Objective — Can you rewrite the records starting with the line with "bar bbox=[383, 254, 387, 358]" and going on through the line with "bar bbox=[603, 241, 607, 358]", putting "x-label" wherever "x-axis-label" appears and leaving everything else unchanged?

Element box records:
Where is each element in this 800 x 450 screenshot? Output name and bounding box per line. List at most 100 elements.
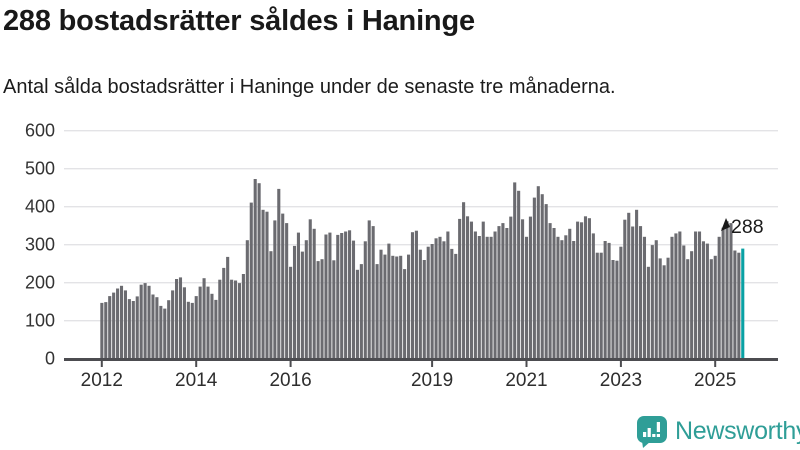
bar bbox=[383, 254, 387, 358]
bar bbox=[171, 290, 175, 358]
bar bbox=[556, 236, 560, 358]
bar bbox=[509, 216, 513, 358]
bar bbox=[277, 188, 281, 358]
bar bbox=[658, 258, 662, 358]
bar bbox=[540, 194, 544, 358]
x-axis-tick bbox=[431, 361, 434, 367]
bar bbox=[465, 216, 470, 358]
bar bbox=[300, 251, 304, 358]
x-axis-label: 2019 bbox=[411, 370, 453, 391]
bar bbox=[678, 231, 682, 358]
y-axis-label: 200 bbox=[25, 273, 55, 293]
bar bbox=[524, 236, 529, 358]
bar bbox=[123, 290, 127, 358]
bar bbox=[159, 305, 163, 358]
bar bbox=[438, 236, 442, 358]
bar bbox=[631, 226, 635, 358]
bar bbox=[568, 228, 572, 358]
bar bbox=[245, 240, 249, 358]
x-axis-tick bbox=[289, 361, 292, 367]
bar bbox=[304, 240, 308, 358]
bar bbox=[477, 236, 481, 358]
newsworthy-wordmark: Newsworthy bbox=[675, 416, 800, 445]
newsworthy-bubble-icon bbox=[637, 415, 667, 448]
bar bbox=[178, 277, 183, 358]
gridline bbox=[64, 206, 778, 208]
y-axis-label: 0 bbox=[45, 349, 55, 369]
bar bbox=[446, 231, 450, 358]
bar bbox=[194, 296, 198, 358]
bar bbox=[410, 232, 415, 358]
bar bbox=[367, 220, 371, 358]
bar bbox=[127, 299, 131, 358]
bar bbox=[289, 266, 293, 358]
y-axis-label: 100 bbox=[25, 311, 55, 331]
y-axis-label: 500 bbox=[25, 159, 55, 179]
bar bbox=[426, 246, 430, 358]
bar bbox=[709, 259, 713, 358]
bar bbox=[198, 286, 202, 358]
bar bbox=[493, 231, 497, 358]
bar bbox=[233, 280, 238, 358]
bar bbox=[379, 249, 383, 358]
x-axis-label: 2021 bbox=[505, 370, 547, 391]
x-axis-line bbox=[64, 358, 778, 361]
bar bbox=[603, 241, 607, 358]
bar bbox=[580, 222, 584, 358]
bar bbox=[348, 230, 352, 358]
bar bbox=[387, 243, 391, 358]
bar bbox=[175, 279, 179, 358]
bar bbox=[230, 279, 234, 358]
bar bbox=[210, 293, 214, 358]
bar bbox=[241, 274, 245, 358]
bar bbox=[473, 231, 477, 358]
x-axis-label: 2023 bbox=[600, 370, 642, 391]
bar bbox=[521, 219, 525, 358]
bar bbox=[729, 223, 733, 358]
bar bbox=[458, 218, 462, 358]
bar bbox=[363, 241, 367, 358]
bar bbox=[135, 296, 139, 358]
bar bbox=[434, 238, 438, 358]
x-axis-label: 2016 bbox=[269, 370, 311, 391]
bar bbox=[116, 288, 120, 358]
bar bbox=[572, 241, 576, 358]
y-axis-label: 600 bbox=[25, 121, 55, 141]
bar bbox=[642, 236, 647, 358]
bar bbox=[359, 264, 363, 358]
bar bbox=[218, 279, 222, 358]
bar bbox=[462, 202, 466, 358]
bar bbox=[226, 256, 230, 358]
bar bbox=[544, 204, 548, 358]
x-axis-tick bbox=[619, 361, 622, 367]
x-axis-label: 2012 bbox=[81, 370, 123, 391]
bar bbox=[627, 212, 631, 358]
bar bbox=[332, 260, 336, 358]
bar bbox=[399, 255, 403, 358]
bar bbox=[654, 240, 658, 358]
bar bbox=[583, 216, 588, 358]
bar bbox=[682, 245, 686, 358]
bar bbox=[697, 231, 702, 358]
bar bbox=[202, 278, 206, 358]
bar-chart: 2012 2014 2016 2019 2021 2023 2025 0 100 200 300 40… bbox=[0, 113, 800, 413]
bar bbox=[131, 301, 135, 358]
bar bbox=[344, 231, 348, 358]
bar bbox=[100, 302, 104, 358]
bar bbox=[635, 209, 639, 358]
bar bbox=[674, 233, 678, 358]
bar bbox=[147, 285, 151, 358]
bar bbox=[733, 250, 737, 358]
bar bbox=[414, 230, 418, 358]
bar bbox=[646, 266, 650, 358]
bar bbox=[513, 182, 517, 358]
bar bbox=[237, 283, 242, 358]
bar bbox=[576, 221, 580, 358]
bar bbox=[407, 254, 411, 358]
bar bbox=[552, 228, 556, 358]
bar bbox=[454, 253, 458, 358]
bar bbox=[312, 228, 316, 358]
bar bbox=[324, 234, 328, 358]
y-axis-label: 400 bbox=[25, 197, 55, 217]
chart-subtitle: Antal sålda bostadsrätter i Haninge unde… bbox=[3, 76, 616, 98]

Answer to this task —
bar bbox=[383, 254, 387, 358]
bar bbox=[171, 290, 175, 358]
bar bbox=[556, 236, 560, 358]
bar bbox=[509, 216, 513, 358]
bar bbox=[277, 188, 281, 358]
bar bbox=[658, 258, 662, 358]
bar bbox=[540, 194, 544, 358]
x-axis-tick bbox=[431, 361, 434, 367]
bar bbox=[465, 216, 470, 358]
bar bbox=[300, 251, 304, 358]
x-label: 2019 bbox=[411, 370, 453, 391]
bar bbox=[678, 231, 682, 358]
y-axis-label: 200 bbox=[25, 273, 55, 293]
bar bbox=[524, 236, 529, 358]
bar bbox=[123, 290, 127, 358]
bar bbox=[159, 305, 163, 358]
bar bbox=[438, 236, 442, 358]
bar bbox=[631, 226, 635, 358]
bar bbox=[568, 228, 572, 358]
bar bbox=[245, 240, 249, 358]
x-axis-tick bbox=[289, 361, 292, 367]
bar bbox=[304, 240, 308, 358]
bar bbox=[477, 236, 481, 358]
newsworthy-wordmark: Newsworthy bbox=[675, 416, 800, 445]
newsworthy-bubble-icon bbox=[637, 415, 667, 448]
bar bbox=[178, 277, 183, 358]
gridline bbox=[64, 206, 778, 208]
y-axis-label: 0 bbox=[45, 349, 55, 369]
bar bbox=[446, 231, 450, 358]
bar bbox=[194, 296, 198, 358]
bar bbox=[410, 232, 415, 358]
bar bbox=[367, 220, 371, 358]
bar bbox=[127, 299, 131, 358]
bar bbox=[289, 266, 293, 358]
y-axis-label: 100 bbox=[25, 311, 55, 331]
y-axis-label: 500 bbox=[25, 159, 55, 179]
bar bbox=[426, 246, 430, 358]
bar bbox=[709, 259, 713, 358]
bar bbox=[198, 286, 202, 358]
bar bbox=[493, 231, 497, 358]
bar bbox=[233, 280, 238, 358]
bar bbox=[379, 249, 383, 358]
x-label: 2021 bbox=[505, 370, 547, 391]
x-axis-line bbox=[64, 358, 778, 361]
bar bbox=[603, 241, 607, 358]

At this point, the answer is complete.